··· Data records

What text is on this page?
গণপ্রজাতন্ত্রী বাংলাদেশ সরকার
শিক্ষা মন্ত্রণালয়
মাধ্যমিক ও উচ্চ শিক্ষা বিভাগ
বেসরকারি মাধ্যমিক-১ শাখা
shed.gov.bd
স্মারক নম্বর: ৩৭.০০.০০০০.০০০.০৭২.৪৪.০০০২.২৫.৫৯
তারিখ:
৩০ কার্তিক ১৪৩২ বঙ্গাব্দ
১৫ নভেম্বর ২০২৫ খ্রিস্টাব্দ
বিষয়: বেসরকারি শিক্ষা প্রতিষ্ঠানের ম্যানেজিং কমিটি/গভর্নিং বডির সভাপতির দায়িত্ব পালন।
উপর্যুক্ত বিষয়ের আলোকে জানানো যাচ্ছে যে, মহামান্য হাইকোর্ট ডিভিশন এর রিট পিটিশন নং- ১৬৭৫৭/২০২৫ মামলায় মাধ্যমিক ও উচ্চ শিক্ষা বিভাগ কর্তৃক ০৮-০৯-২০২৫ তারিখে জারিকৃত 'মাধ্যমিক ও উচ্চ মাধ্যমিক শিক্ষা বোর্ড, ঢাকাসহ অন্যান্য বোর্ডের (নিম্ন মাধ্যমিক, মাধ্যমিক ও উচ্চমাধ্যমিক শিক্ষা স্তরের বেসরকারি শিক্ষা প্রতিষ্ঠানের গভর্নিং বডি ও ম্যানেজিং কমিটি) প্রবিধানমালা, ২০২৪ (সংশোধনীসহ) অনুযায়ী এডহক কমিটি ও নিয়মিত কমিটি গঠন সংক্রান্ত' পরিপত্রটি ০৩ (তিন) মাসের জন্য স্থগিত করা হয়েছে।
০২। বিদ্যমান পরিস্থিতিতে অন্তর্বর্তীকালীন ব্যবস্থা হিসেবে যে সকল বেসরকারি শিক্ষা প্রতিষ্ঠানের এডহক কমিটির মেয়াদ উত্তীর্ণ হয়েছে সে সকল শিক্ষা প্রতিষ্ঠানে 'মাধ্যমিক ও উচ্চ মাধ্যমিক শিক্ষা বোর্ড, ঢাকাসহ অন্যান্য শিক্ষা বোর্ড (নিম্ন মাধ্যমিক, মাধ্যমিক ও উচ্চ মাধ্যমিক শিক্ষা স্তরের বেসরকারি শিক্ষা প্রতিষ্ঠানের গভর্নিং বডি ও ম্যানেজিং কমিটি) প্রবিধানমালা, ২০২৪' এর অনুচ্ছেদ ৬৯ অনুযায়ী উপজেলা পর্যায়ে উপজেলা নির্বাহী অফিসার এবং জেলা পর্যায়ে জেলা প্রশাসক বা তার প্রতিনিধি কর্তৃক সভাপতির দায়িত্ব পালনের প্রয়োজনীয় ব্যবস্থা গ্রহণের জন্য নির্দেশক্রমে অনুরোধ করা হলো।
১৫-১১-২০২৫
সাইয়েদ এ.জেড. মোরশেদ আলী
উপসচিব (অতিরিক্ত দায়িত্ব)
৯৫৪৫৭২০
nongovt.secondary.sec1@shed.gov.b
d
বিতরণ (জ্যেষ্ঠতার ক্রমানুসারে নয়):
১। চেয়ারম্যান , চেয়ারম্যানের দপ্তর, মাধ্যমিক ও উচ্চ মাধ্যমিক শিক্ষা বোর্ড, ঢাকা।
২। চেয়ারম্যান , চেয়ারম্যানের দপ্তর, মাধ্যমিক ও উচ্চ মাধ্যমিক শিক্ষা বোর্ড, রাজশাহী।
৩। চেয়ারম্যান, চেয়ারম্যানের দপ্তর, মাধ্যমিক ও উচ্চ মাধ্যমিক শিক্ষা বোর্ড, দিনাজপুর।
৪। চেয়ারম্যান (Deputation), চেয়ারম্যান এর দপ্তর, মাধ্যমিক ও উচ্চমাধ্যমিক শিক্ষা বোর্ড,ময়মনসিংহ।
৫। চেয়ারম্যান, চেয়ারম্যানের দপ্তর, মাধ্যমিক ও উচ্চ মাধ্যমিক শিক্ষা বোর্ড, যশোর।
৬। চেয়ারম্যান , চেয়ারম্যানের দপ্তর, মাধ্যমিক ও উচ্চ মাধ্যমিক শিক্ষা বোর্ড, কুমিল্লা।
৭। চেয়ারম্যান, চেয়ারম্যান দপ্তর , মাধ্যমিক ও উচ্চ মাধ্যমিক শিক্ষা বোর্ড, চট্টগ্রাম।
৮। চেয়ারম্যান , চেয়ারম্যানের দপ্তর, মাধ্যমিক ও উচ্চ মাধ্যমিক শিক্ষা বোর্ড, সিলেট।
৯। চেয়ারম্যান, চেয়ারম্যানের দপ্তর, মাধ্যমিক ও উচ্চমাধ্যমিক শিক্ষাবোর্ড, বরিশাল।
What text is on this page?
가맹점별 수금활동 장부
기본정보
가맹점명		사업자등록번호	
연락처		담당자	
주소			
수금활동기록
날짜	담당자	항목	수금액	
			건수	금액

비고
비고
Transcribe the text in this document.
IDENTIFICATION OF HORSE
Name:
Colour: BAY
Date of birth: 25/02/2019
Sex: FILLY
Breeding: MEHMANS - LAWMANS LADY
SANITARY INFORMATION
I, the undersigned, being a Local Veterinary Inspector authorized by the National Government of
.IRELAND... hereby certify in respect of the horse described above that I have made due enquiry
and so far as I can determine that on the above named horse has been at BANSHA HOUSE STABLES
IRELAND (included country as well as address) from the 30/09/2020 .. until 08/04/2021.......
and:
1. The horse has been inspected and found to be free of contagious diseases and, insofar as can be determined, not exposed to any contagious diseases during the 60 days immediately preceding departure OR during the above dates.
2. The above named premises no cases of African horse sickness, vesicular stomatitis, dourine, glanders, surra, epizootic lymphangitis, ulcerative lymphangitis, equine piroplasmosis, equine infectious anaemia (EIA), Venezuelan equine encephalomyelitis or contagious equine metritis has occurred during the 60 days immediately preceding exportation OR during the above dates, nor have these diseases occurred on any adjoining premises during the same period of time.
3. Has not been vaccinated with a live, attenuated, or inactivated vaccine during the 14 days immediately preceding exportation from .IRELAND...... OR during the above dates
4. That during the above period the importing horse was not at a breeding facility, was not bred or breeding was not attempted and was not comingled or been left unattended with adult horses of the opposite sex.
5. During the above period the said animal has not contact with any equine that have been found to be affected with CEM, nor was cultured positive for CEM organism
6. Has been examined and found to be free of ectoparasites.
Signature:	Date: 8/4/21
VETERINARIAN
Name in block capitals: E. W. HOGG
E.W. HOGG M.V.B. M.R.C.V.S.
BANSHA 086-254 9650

······

▸ Required work:
Of the lines above, how many include the word "named"? Reply with the number only.

▸ Response:
2